## [WRITTEN EXERCISE]
Go through the listing below and list every line with "title".

Source records:
- - -

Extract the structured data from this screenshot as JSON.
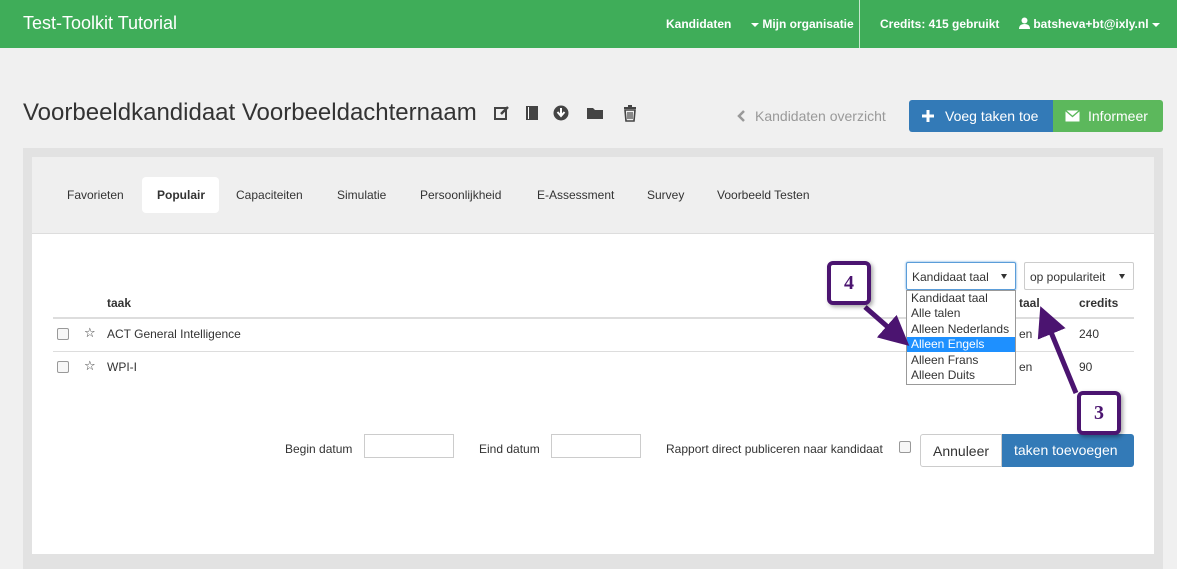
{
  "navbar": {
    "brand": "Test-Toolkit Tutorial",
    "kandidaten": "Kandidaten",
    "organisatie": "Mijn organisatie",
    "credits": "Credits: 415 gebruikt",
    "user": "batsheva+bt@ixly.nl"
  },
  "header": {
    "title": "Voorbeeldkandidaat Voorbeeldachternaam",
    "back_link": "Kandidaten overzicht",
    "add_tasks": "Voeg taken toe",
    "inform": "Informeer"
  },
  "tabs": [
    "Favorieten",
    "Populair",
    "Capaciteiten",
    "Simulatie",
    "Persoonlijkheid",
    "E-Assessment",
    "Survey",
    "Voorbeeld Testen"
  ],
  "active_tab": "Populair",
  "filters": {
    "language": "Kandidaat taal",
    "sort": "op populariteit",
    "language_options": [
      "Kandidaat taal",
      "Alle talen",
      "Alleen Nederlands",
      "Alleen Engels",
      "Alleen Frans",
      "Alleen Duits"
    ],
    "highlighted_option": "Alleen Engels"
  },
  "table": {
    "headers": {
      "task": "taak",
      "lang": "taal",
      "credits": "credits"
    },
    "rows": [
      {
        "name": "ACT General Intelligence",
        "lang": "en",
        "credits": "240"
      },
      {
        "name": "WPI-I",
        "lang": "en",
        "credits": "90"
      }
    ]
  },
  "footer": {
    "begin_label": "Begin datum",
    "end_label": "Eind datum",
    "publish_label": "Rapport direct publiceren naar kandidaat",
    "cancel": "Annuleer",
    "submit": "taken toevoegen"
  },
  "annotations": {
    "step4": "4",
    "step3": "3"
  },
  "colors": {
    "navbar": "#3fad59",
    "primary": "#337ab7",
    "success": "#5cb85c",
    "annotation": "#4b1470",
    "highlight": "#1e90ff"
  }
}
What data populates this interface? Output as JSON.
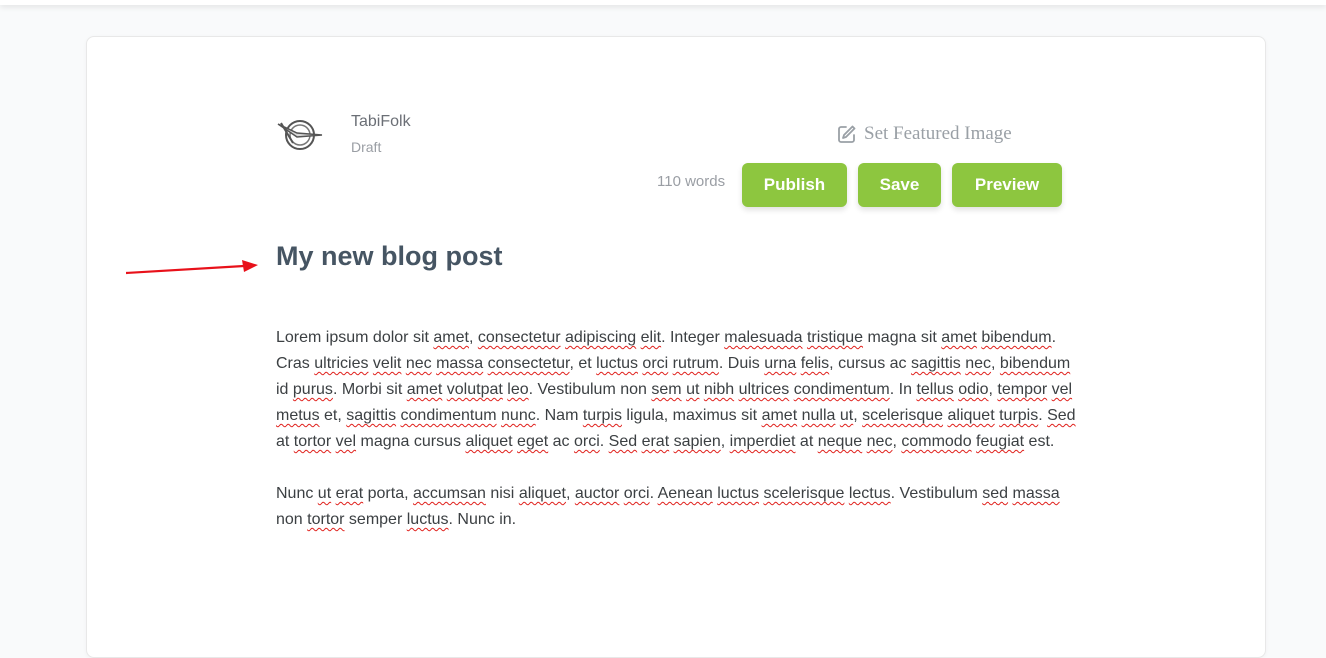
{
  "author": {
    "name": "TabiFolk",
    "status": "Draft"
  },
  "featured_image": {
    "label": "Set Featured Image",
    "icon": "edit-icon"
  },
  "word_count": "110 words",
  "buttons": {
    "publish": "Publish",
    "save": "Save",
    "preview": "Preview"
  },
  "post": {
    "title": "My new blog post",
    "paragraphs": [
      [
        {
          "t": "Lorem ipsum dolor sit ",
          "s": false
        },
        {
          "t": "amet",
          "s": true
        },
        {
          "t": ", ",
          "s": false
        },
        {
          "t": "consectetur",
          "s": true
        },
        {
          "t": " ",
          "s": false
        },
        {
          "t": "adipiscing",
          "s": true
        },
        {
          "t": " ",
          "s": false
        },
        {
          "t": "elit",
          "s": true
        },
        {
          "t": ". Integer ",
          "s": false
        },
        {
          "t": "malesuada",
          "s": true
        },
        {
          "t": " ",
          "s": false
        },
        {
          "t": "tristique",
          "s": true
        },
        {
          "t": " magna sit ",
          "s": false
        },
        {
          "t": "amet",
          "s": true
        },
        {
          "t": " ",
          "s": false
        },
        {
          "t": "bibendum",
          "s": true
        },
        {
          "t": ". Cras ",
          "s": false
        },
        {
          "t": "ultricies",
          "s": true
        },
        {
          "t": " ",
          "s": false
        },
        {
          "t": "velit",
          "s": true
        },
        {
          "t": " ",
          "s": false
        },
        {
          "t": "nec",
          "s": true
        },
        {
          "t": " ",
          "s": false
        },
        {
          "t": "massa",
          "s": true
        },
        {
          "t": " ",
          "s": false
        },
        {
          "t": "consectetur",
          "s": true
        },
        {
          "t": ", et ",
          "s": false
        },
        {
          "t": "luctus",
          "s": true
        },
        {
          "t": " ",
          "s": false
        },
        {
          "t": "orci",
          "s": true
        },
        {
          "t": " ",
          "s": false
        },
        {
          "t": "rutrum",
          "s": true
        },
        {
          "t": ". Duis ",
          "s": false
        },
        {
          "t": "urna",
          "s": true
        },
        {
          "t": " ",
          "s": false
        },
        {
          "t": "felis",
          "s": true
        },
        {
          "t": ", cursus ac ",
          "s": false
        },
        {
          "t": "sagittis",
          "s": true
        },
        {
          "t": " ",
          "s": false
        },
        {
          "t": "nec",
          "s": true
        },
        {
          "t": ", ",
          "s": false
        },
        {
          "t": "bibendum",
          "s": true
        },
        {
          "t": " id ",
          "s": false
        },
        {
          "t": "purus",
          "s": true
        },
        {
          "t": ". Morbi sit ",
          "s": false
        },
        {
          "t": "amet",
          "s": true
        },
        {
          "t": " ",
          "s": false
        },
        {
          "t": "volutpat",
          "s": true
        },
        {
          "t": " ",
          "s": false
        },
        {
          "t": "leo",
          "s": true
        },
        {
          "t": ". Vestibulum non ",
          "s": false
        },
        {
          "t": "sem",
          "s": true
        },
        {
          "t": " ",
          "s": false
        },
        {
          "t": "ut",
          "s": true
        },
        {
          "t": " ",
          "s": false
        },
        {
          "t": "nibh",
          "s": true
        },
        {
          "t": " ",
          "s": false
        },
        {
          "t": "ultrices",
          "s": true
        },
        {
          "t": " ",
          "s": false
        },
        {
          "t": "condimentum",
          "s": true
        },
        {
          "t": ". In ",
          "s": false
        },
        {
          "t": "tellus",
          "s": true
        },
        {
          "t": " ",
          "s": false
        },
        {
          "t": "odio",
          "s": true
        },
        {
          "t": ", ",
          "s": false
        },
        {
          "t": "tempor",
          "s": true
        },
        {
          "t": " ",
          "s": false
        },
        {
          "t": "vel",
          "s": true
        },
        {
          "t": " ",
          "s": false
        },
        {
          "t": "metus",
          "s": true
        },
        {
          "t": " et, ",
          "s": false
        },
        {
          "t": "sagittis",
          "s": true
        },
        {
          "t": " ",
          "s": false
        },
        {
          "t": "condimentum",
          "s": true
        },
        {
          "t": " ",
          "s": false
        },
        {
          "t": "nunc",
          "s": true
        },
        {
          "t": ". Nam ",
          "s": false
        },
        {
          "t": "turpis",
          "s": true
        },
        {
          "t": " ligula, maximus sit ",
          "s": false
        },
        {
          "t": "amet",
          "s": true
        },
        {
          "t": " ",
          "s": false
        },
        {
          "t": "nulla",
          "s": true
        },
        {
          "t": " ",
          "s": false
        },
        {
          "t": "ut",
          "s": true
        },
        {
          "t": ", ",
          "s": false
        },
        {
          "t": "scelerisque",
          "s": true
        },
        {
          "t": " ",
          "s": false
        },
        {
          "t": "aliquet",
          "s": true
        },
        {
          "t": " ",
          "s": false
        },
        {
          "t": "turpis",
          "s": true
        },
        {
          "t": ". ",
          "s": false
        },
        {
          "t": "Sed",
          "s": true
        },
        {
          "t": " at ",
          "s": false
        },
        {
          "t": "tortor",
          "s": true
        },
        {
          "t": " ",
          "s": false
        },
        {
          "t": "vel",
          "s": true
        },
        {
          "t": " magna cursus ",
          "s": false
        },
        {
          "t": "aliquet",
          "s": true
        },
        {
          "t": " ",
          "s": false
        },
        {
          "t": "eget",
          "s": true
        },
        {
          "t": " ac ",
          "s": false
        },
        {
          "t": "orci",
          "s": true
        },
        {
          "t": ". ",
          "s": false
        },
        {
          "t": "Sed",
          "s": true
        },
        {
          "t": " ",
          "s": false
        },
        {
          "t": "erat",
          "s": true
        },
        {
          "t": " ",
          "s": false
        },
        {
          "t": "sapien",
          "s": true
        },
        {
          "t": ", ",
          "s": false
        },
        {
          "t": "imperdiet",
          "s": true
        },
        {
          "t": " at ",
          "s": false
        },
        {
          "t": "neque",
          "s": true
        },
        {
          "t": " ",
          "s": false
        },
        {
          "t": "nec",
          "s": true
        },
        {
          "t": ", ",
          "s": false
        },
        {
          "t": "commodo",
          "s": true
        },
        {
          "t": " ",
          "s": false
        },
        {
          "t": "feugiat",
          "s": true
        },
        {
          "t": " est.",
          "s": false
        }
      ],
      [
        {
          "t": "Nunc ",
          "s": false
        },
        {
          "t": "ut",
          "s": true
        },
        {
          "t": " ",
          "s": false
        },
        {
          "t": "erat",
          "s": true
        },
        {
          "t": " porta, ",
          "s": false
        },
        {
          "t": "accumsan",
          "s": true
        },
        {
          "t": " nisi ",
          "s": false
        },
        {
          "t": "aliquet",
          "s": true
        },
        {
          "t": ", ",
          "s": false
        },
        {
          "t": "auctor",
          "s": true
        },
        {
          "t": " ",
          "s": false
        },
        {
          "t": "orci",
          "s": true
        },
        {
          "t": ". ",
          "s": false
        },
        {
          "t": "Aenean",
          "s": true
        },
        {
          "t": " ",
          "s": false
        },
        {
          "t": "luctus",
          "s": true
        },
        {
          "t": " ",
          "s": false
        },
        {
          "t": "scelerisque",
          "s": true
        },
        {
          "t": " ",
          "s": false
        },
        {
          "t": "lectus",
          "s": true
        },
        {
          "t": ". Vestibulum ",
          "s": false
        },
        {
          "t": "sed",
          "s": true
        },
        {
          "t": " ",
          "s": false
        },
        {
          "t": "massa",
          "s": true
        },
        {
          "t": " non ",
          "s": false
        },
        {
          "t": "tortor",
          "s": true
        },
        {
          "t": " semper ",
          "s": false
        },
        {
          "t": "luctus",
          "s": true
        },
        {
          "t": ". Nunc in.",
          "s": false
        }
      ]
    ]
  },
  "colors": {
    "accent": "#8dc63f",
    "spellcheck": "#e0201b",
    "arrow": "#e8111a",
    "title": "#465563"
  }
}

- - -

## [IN RESPONSE]
    "title": "Voorbeeldkandidaat Voorbeeldachternaam",
    "title": "My new blog post",
    "title": "#465563"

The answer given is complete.